— START —
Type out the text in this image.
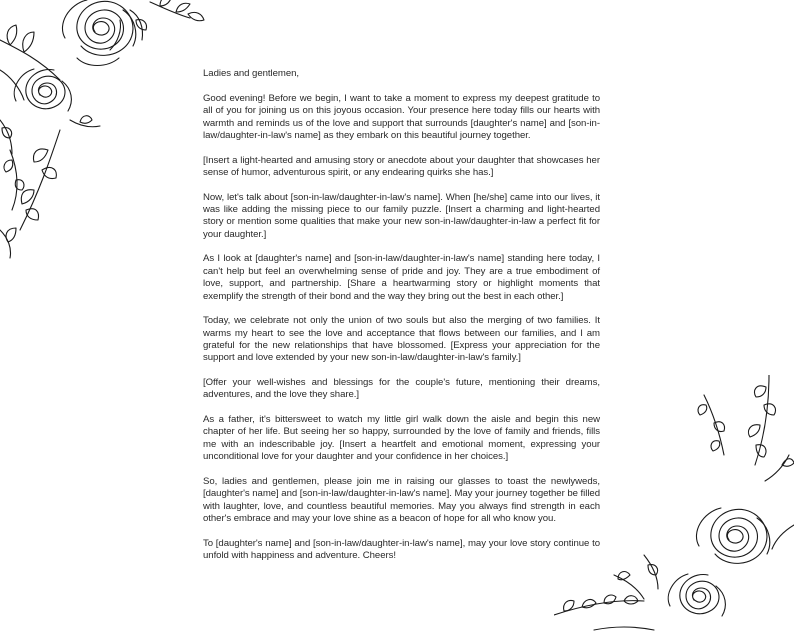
Ladies and gentlemen,

Good evening! Before we begin, I want to take a moment to express my deepest gratitude to all of you for joining us on this joyous occasion. Your presence here today fills our hearts with warmth and reminds us of the love and support that surrounds [daughter's name] and [son-in-law/daughter-in-law's name] as they embark on this beautiful journey together.

[Insert a light-hearted and amusing story or anecdote about your daughter that showcases her sense of humor, adventurous spirit, or any endearing quirks she has.]

Now, let's talk about [son-in-law/daughter-in-law's name]. When [he/she] came into our lives, it was like adding the missing piece to our family puzzle. [Insert a charming and light-hearted story or mention some qualities that make your new son-in-law/daughter-in-law a perfect fit for your daughter.]

As I look at [daughter's name] and [son-in-law/daughter-in-law's name] standing here today, I can't help but feel an overwhelming sense of pride and joy. They are a true embodiment of love, support, and partnership. [Share a heartwarming story or highlight moments that exemplify the strength of their bond and the way they bring out the best in each other.]

Today, we celebrate not only the union of two souls but also the merging of two families. It warms my heart to see the love and acceptance that flows between our families, and I am grateful for the new relationships that have blossomed. [Express your appreciation for the support and love extended by your new son-in-law/daughter-in-law's family.]

[Offer your well-wishes and blessings for the couple's future, mentioning their dreams, adventures, and the love they share.]

As a father, it's bittersweet to watch my little girl walk down the aisle and begin this new chapter of her life. But seeing her so happy, surrounded by the love of family and friends, fills me with an indescribable joy. [Insert a heartfelt and emotional moment, expressing your unconditional love for your daughter and your confidence in her choices.]

So, ladies and gentlemen, please join me in raising our glasses to toast the newlyweds, [daughter's name] and [son-in-law/daughter-in-law's name]. May your journey together be filled with laughter, love, and countless beautiful memories. May you always find strength in each other's embrace and may your love shine as a beacon of hope for all who know you.

To [daughter's name] and [son-in-law/daughter-in-law's name], may your love story continue to unfold with happiness and adventure. Cheers!
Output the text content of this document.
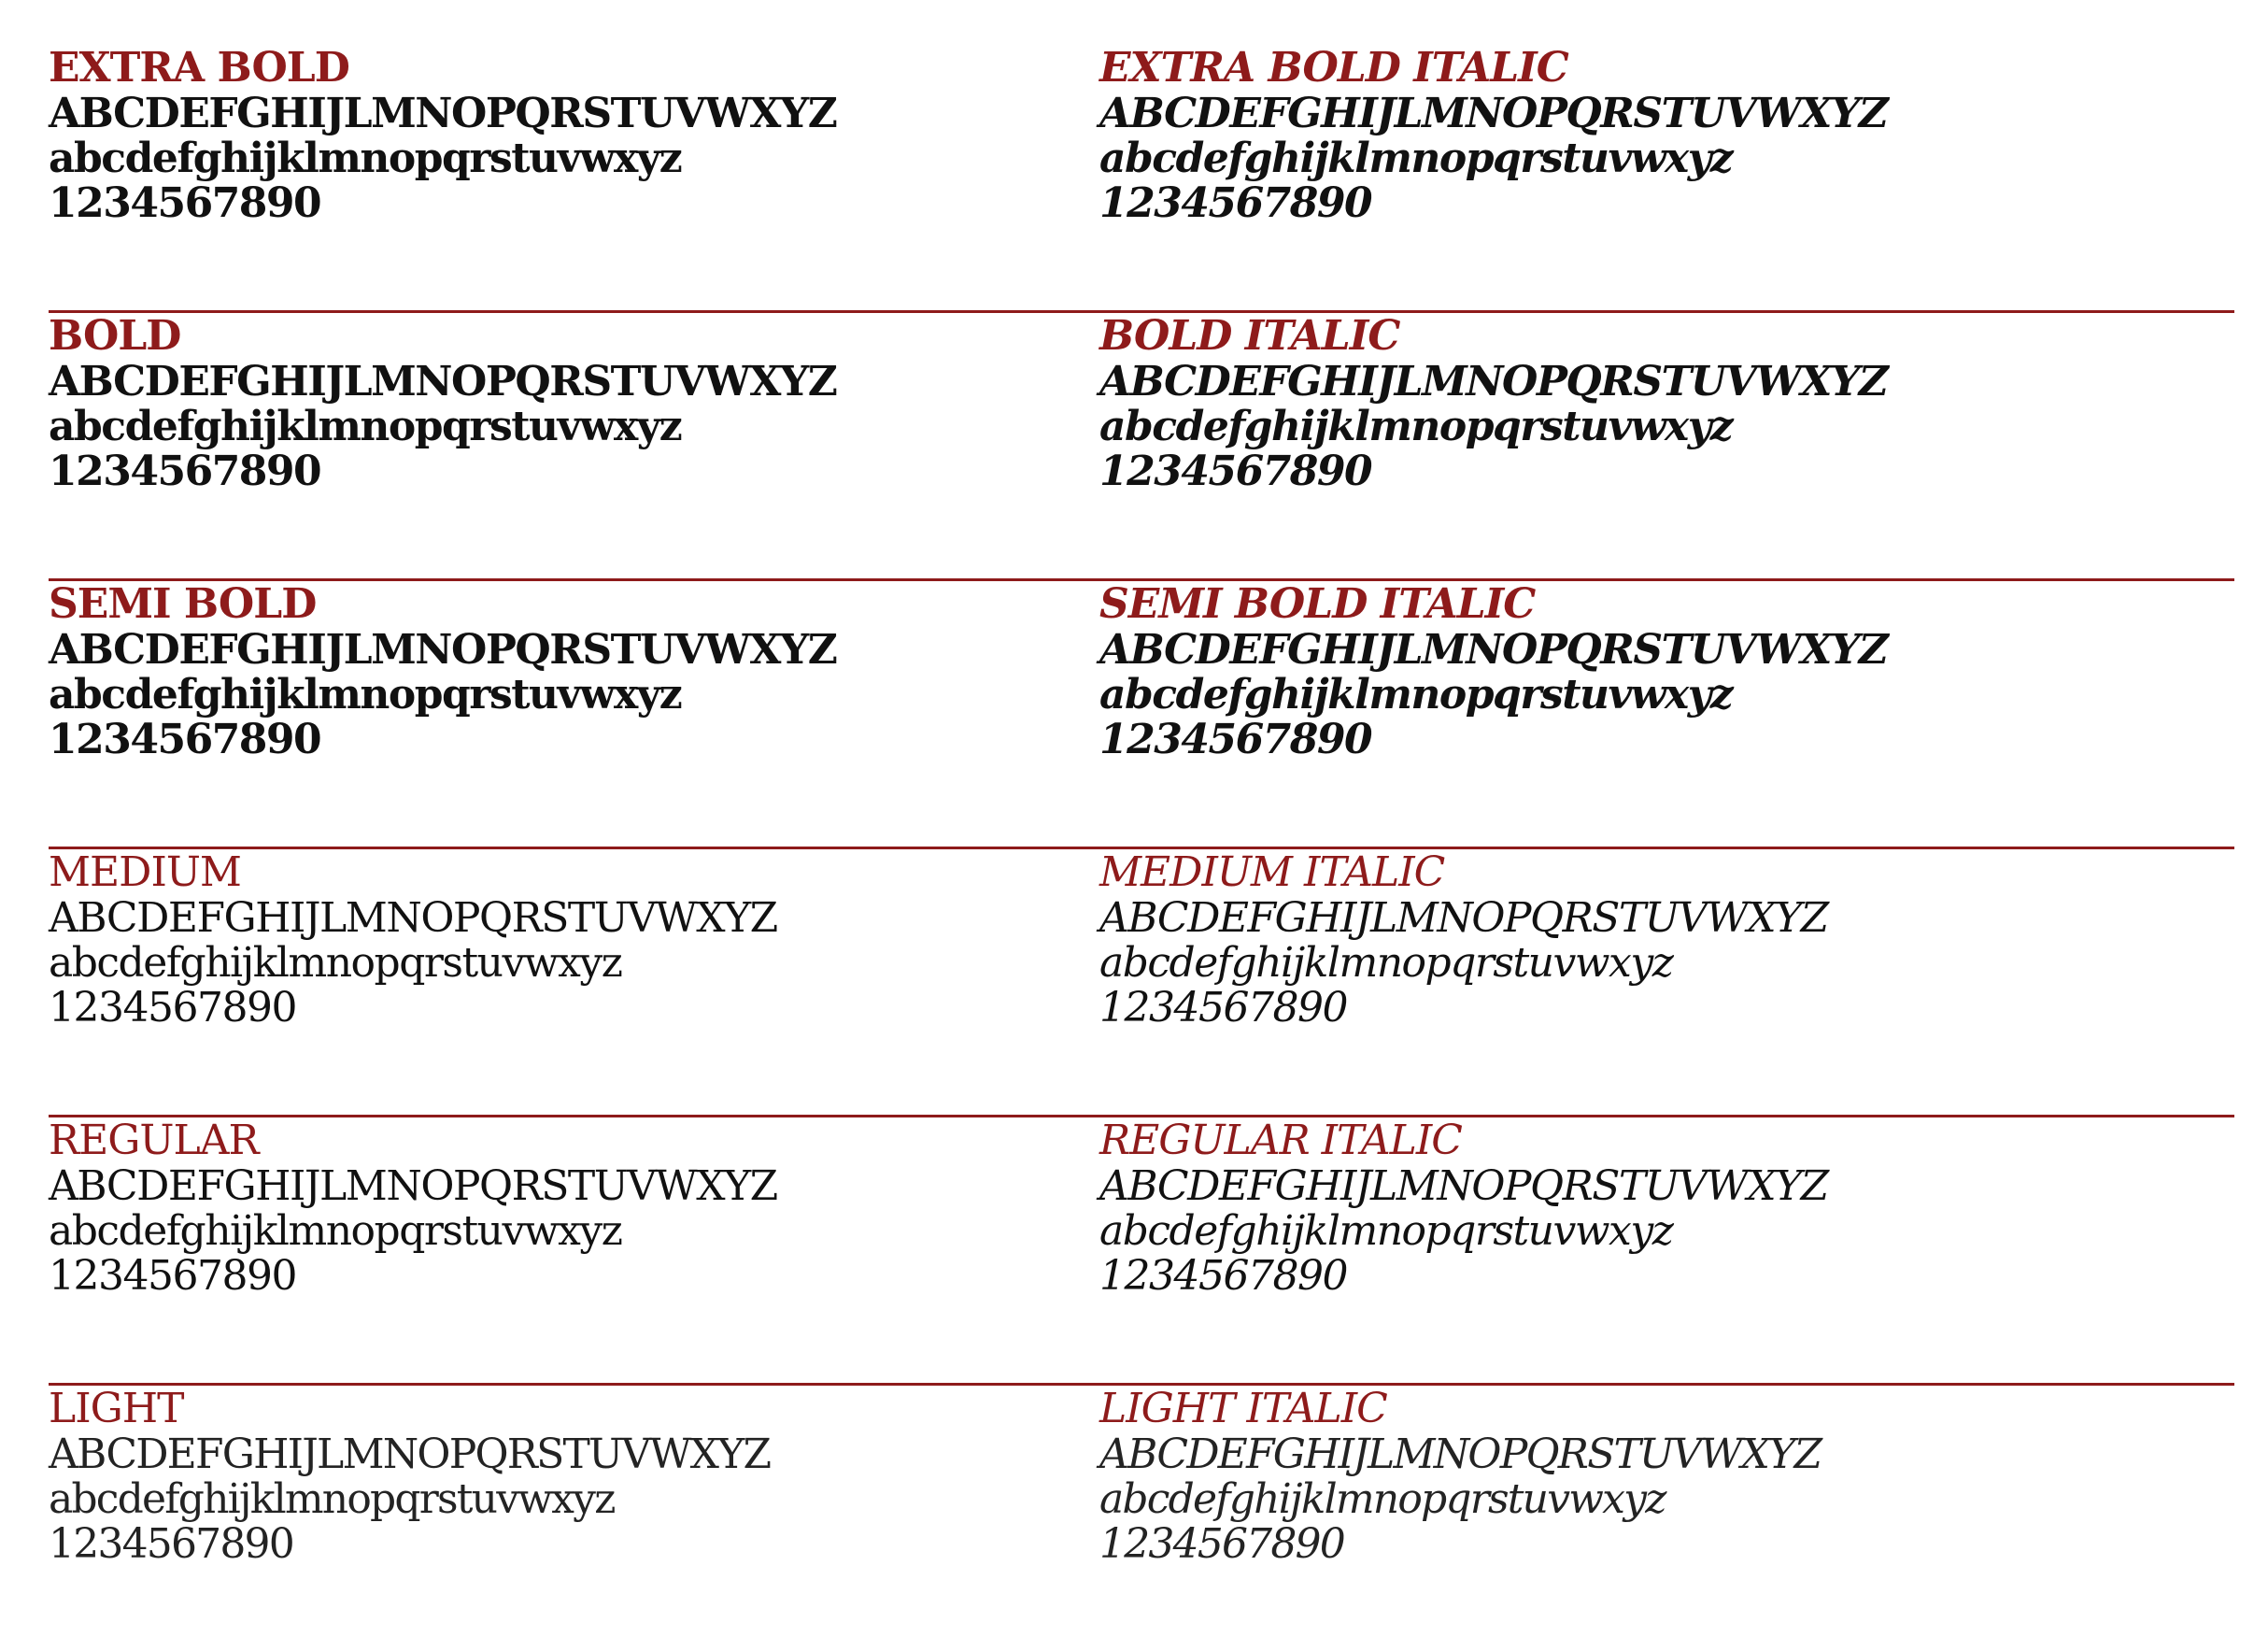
EXTRA BOLD
ABCDEFGHIJLMNOPQRSTUVWXYZ
abcdefghijklmnopqrstuvwxyz
1234567890
EXTRA BOLD ITALIC
ABCDEFGHIJLMNOPQRSTUVWXYZ
abcdefghijklmnopqrstuvwxyz
1234567890
BOLD
ABCDEFGHIJLMNOPQRSTUVWXYZ
abcdefghijklmnopqrstuvwxyz
1234567890
BOLD ITALIC
ABCDEFGHIJLMNOPQRSTUVWXYZ
abcdefghijklmnopqrstuvwxyz
1234567890
SEMI BOLD
ABCDEFGHIJLMNOPQRSTUVWXYZ
abcdefghijklmnopqrstuvwxyz
1234567890
SEMI BOLD ITALIC
ABCDEFGHIJLMNOPQRSTUVWXYZ
abcdefghijklmnopqrstuvwxyz
1234567890
MEDIUM
ABCDEFGHIJLMNOPQRSTUVWXYZ
abcdefghijklmnopqrstuvwxyz
1234567890
MEDIUM ITALIC
ABCDEFGHIJLMNOPQRSTUVWXYZ
abcdefghijklmnopqrstuvwxyz
1234567890
REGULAR
ABCDEFGHIJLMNOPQRSTUVWXYZ
abcdefghijklmnopqrstuvwxyz
1234567890
REGULAR ITALIC
ABCDEFGHIJLMNOPQRSTUVWXYZ
abcdefghijklmnopqrstuvwxyz
1234567890
LIGHT
ABCDEFGHIJLMNOPQRSTUVWXYZ
abcdefghijklmnopqrstuvwxyz
1234567890
LIGHT ITALIC
ABCDEFGHIJLMNOPQRSTUVWXYZ
abcdefghijklmnopqrstuvwxyz
1234567890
— END —
#### WHAT THIS TASK INVOLVES
Reproduce every line of the material precisely, omitting its pictures.

#### RESULT FOR THIS TASK
Type out the text in this image.
Ladies and gentlemen,

Good evening! Before we begin, I want to take a moment to express my deepest gratitude to all of you for joining us on this joyous occasion. Your presence here today fills our hearts with warmth and reminds us of the love and support that surrounds [daughter's name] and [son-in-law/daughter-in-law's name] as they embark on this beautiful journey together.

[Insert a light-hearted and amusing story or anecdote about your daughter that showcases her sense of humor, adventurous spirit, or any endearing quirks she has.]

Now, let's talk about [son-in-law/daughter-in-law's name]. When [he/she] came into our lives, it was like adding the missing piece to our family puzzle. [Insert a charming and light-hearted story or mention some qualities that make your new son-in-law/daughter-in-law a perfect fit for your daughter.]

As I look at [daughter's name] and [son-in-law/daughter-in-law's name] standing here today, I can't help but feel an overwhelming sense of pride and joy. They are a true embodiment of love, support, and partnership. [Share a heartwarming story or highlight moments that exemplify the strength of their bond and the way they bring out the best in each other.]

Today, we celebrate not only the union of two souls but also the merging of two families. It warms my heart to see the love and acceptance that flows between our families, and I am grateful for the new relationships that have blossomed. [Express your appreciation for the support and love extended by your new son-in-law/daughter-in-law's family.]

[Offer your well-wishes and blessings for the couple's future, mentioning their dreams, adventures, and the love they share.]

As a father, it's bittersweet to watch my little girl walk down the aisle and begin this new chapter of her life. But seeing her so happy, surrounded by the love of family and friends, fills me with an indescribable joy. [Insert a heartfelt and emotional moment, expressing your unconditional love for your daughter and your confidence in her choices.]

So, ladies and gentlemen, please join me in raising our glasses to toast the newlyweds, [daughter's name] and [son-in-law/daughter-in-law's name]. May your journey together be filled with laughter, love, and countless beautiful memories. May you always find strength in each other's embrace and may your love shine as a beacon of hope for all who know you.

To [daughter's name] and [son-in-law/daughter-in-law's name], may your love story continue to unfold with happiness and adventure. Cheers!
Output the text content of this document.
EXTRA BOLD
ABCDEFGHIJLMNOPQRSTUVWXYZ
abcdefghijklmnopqrstuvwxyz
1234567890
EXTRA BOLD ITALIC
ABCDEFGHIJLMNOPQRSTUVWXYZ
abcdefghijklmnopqrstuvwxyz
1234567890
BOLD
ABCDEFGHIJLMNOPQRSTUVWXYZ
abcdefghijklmnopqrstuvwxyz
1234567890
BOLD ITALIC
ABCDEFGHIJLMNOPQRSTUVWXYZ
abcdefghijklmnopqrstuvwxyz
1234567890
SEMI BOLD
ABCDEFGHIJLMNOPQRSTUVWXYZ
abcdefghijklmnopqrstuvwxyz
1234567890
SEMI BOLD ITALIC
ABCDEFGHIJLMNOPQRSTUVWXYZ
abcdefghijklmnopqrstuvwxyz
1234567890
MEDIUM
ABCDEFGHIJLMNOPQRSTUVWXYZ
abcdefghijklmnopqrstuvwxyz
1234567890
MEDIUM ITALIC
ABCDEFGHIJLMNOPQRSTUVWXYZ
abcdefghijklmnopqrstuvwxyz
1234567890
REGULAR
ABCDEFGHIJLMNOPQRSTUVWXYZ
abcdefghijklmnopqrstuvwxyz
1234567890
REGULAR ITALIC
ABCDEFGHIJLMNOPQRSTUVWXYZ
abcdefghijklmnopqrstuvwxyz
1234567890
LIGHT
ABCDEFGHIJLMNOPQRSTUVWXYZ
abcdefghijklmnopqrstuvwxyz
1234567890
LIGHT ITALIC
ABCDEFGHIJLMNOPQRSTUVWXYZ
abcdefghijklmnopqrstuvwxyz
1234567890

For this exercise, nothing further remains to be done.